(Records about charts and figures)
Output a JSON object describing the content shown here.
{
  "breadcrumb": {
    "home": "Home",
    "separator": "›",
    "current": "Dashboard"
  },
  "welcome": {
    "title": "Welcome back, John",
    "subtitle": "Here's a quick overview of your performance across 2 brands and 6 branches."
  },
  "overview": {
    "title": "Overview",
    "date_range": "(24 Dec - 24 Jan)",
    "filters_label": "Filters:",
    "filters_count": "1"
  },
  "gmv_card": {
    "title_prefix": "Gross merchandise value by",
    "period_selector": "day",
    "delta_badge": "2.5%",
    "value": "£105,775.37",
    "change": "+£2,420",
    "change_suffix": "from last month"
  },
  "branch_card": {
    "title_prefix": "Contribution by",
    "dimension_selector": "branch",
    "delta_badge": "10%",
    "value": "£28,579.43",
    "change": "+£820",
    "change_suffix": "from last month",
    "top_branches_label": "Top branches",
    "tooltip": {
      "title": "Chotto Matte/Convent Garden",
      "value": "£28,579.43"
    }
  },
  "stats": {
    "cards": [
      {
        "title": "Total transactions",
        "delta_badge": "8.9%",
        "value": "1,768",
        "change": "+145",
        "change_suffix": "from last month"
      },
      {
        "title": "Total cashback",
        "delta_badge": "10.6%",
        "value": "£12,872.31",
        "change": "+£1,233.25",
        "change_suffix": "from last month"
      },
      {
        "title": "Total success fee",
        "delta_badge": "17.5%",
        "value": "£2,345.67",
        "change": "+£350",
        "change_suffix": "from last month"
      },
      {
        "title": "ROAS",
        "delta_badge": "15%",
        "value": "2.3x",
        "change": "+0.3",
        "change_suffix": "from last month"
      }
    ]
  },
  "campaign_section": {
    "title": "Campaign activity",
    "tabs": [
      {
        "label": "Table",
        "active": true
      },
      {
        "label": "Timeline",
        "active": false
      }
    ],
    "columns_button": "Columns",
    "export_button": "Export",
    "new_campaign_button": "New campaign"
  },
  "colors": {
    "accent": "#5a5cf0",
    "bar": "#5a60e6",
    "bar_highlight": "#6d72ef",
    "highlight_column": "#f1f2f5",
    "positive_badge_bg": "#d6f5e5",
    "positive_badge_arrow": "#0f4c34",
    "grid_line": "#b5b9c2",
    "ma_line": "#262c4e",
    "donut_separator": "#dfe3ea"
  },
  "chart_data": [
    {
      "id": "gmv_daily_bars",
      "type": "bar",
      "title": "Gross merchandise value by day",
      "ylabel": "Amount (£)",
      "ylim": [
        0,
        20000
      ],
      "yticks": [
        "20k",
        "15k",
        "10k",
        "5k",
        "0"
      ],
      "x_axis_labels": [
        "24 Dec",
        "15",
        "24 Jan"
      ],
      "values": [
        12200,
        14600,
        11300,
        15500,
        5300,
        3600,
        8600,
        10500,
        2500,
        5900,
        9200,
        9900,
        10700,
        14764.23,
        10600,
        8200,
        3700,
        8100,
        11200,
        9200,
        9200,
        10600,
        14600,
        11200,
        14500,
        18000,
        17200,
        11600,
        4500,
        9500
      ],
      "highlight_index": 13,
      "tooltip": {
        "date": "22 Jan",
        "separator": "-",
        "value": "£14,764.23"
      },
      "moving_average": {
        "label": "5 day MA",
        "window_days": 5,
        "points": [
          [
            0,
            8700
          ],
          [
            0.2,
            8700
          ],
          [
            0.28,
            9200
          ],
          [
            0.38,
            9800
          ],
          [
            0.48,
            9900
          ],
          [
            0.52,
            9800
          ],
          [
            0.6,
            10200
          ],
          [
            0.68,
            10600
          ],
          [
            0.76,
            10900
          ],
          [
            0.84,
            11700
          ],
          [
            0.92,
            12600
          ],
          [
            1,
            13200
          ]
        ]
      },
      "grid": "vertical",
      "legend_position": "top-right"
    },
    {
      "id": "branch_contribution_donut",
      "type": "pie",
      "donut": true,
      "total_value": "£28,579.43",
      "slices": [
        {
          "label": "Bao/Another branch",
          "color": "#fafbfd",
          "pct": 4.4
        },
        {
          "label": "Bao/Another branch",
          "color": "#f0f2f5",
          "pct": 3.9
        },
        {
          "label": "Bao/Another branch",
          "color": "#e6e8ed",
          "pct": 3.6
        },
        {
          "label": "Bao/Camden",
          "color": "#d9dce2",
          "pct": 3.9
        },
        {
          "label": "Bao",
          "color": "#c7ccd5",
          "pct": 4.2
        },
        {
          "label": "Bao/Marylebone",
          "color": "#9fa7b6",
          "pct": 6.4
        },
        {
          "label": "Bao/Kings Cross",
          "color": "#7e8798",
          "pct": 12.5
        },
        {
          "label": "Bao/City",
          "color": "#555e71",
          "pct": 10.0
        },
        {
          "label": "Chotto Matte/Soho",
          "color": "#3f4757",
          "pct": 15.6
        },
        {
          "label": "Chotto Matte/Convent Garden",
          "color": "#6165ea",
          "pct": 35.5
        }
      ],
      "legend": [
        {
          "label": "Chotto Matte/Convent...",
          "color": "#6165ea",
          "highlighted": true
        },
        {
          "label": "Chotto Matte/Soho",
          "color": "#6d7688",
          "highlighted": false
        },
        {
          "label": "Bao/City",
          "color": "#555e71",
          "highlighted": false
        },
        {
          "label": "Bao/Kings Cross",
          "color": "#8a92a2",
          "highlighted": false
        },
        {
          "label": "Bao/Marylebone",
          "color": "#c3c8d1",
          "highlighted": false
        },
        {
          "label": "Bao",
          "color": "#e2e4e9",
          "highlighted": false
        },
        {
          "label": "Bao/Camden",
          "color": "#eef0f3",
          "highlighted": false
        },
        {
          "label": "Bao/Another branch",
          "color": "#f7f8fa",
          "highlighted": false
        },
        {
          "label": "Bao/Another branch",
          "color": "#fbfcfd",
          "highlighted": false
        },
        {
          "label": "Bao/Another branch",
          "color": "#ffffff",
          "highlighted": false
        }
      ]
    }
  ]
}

WHAT IS ASKED: All of the material above needs to be copied exactly.

WRITTEN ANSWER:
Output a JSON object describing the content shown here.
{
  "breadcrumb": {
    "home": "Home",
    "separator": "›",
    "current": "Dashboard"
  },
  "welcome": {
    "title": "Welcome back, John",
    "subtitle": "Here's a quick overview of your performance across 2 brands and 6 branches."
  },
  "overview": {
    "title": "Overview",
    "date_range": "(24 Dec - 24 Jan)",
    "filters_label": "Filters:",
    "filters_count": "1"
  },
  "gmv_card": {
    "title_prefix": "Gross merchandise value by",
    "period_selector": "day",
    "delta_badge": "2.5%",
    "value": "£105,775.37",
    "change": "+£2,420",
    "change_suffix": "from last month"
  },
  "branch_card": {
    "title_prefix": "Contribution by",
    "dimension_selector": "branch",
    "delta_badge": "10%",
    "value": "£28,579.43",
    "change": "+£820",
    "change_suffix": "from last month",
    "top_branches_label": "Top branches",
    "tooltip": {
      "title": "Chotto Matte/Convent Garden",
      "value": "£28,579.43"
    }
  },
  "stats": {
    "cards": [
      {
        "title": "Total transactions",
        "delta_badge": "8.9%",
        "value": "1,768",
        "change": "+145",
        "change_suffix": "from last month"
      },
      {
        "title": "Total cashback",
        "delta_badge": "10.6%",
        "value": "£12,872.31",
        "change": "+£1,233.25",
        "change_suffix": "from last month"
      },
      {
        "title": "Total success fee",
        "delta_badge": "17.5%",
        "value": "£2,345.67",
        "change": "+£350",
        "change_suffix": "from last month"
      },
      {
        "title": "ROAS",
        "delta_badge": "15%",
        "value": "2.3x",
        "change": "+0.3",
        "change_suffix": "from last month"
      }
    ]
  },
  "campaign_section": {
    "title": "Campaign activity",
    "tabs": [
      {
        "label": "Table",
        "active": true
      },
      {
        "label": "Timeline",
        "active": false
      }
    ],
    "columns_button": "Columns",
    "export_button": "Export",
    "new_campaign_button": "New campaign"
  },
  "colors": {
    "accent": "#5a5cf0",
    "bar": "#5a60e6",
    "bar_highlight": "#6d72ef",
    "highlight_column": "#f1f2f5",
    "positive_badge_bg": "#d6f5e5",
    "positive_badge_arrow": "#0f4c34",
    "grid_line": "#b5b9c2",
    "ma_line": "#262c4e",
    "donut_separator": "#dfe3ea"
  },
  "chart_data": [
    {
      "id": "gmv_daily_bars",
      "type": "bar",
      "title": "Gross merchandise value by day",
      "ylabel": "Amount (£)",
      "ylim": [
        0,
        20000
      ],
      "yticks": [
        "20k",
        "15k",
        "10k",
        "5k",
        "0"
      ],
      "x_axis_labels": [
        "24 Dec",
        "15",
        "24 Jan"
      ],
      "values": [
        12200,
        14600,
        11300,
        15500,
        5300,
        3600,
        8600,
        10500,
        2500,
        5900,
        9200,
        9900,
        10700,
        14764.23,
        10600,
        8200,
        3700,
        8100,
        11200,
        9200,
        9200,
        10600,
        14600,
        11200,
        14500,
        18000,
        17200,
        11600,
        4500,
        9500
      ],
      "highlight_index": 13,
      "tooltip": {
        "date": "22 Jan",
        "separator": "-",
        "value": "£14,764.23"
      },
      "moving_average": {
        "label": "5 day MA",
        "window_days": 5,
        "points": [
          [
            0,
            8700
          ],
          [
            0.2,
            8700
          ],
          [
            0.28,
            9200
          ],
          [
            0.38,
            9800
          ],
          [
            0.48,
            9900
          ],
          [
            0.52,
            9800
          ],
          [
            0.6,
            10200
          ],
          [
            0.68,
            10600
          ],
          [
            0.76,
            10900
          ],
          [
            0.84,
            11700
          ],
          [
            0.92,
            12600
          ],
          [
            1,
            13200
          ]
        ]
      },
      "grid": "vertical",
      "legend_position": "top-right"
    },
    {
      "id": "branch_contribution_donut",
      "type": "pie",
      "donut": true,
      "total_value": "£28,579.43",
      "slices": [
        {
          "label": "Bao/Another branch",
          "color": "#fafbfd",
          "pct": 4.4
        },
        {
          "label": "Bao/Another branch",
          "color": "#f0f2f5",
          "pct": 3.9
        },
        {
          "label": "Bao/Another branch",
          "color": "#e6e8ed",
          "pct": 3.6
        },
        {
          "label": "Bao/Camden",
          "color": "#d9dce2",
          "pct": 3.9
        },
        {
          "label": "Bao",
          "color": "#c7ccd5",
          "pct": 4.2
        },
        {
          "label": "Bao/Marylebone",
          "color": "#9fa7b6",
          "pct": 6.4
        },
        {
          "label": "Bao/Kings Cross",
          "color": "#7e8798",
          "pct": 12.5
        },
        {
          "label": "Bao/City",
          "color": "#555e71",
          "pct": 10.0
        },
        {
          "label": "Chotto Matte/Soho",
          "color": "#3f4757",
          "pct": 15.6
        },
        {
          "label": "Chotto Matte/Convent Garden",
          "color": "#6165ea",
          "pct": 35.5
        }
      ],
      "legend": [
        {
          "label": "Chotto Matte/Convent...",
          "color": "#6165ea",
          "highlighted": true
        },
        {
          "label": "Chotto Matte/Soho",
          "color": "#6d7688",
          "highlighted": false
        },
        {
          "label": "Bao/City",
          "color": "#555e71",
          "highlighted": false
        },
        {
          "label": "Bao/Kings Cross",
          "color": "#8a92a2",
          "highlighted": false
        },
        {
          "label": "Bao/Marylebone",
          "color": "#c3c8d1",
          "highlighted": false
        },
        {
          "label": "Bao",
          "color": "#e2e4e9",
          "highlighted": false
        },
        {
          "label": "Bao/Camden",
          "color": "#eef0f3",
          "highlighted": false
        },
        {
          "label": "Bao/Another branch",
          "color": "#f7f8fa",
          "highlighted": false
        },
        {
          "label": "Bao/Another branch",
          "color": "#fbfcfd",
          "highlighted": false
        },
        {
          "label": "Bao/Another branch",
          "color": "#ffffff",
          "highlighted": false
        }
      ]
    }
  ]
}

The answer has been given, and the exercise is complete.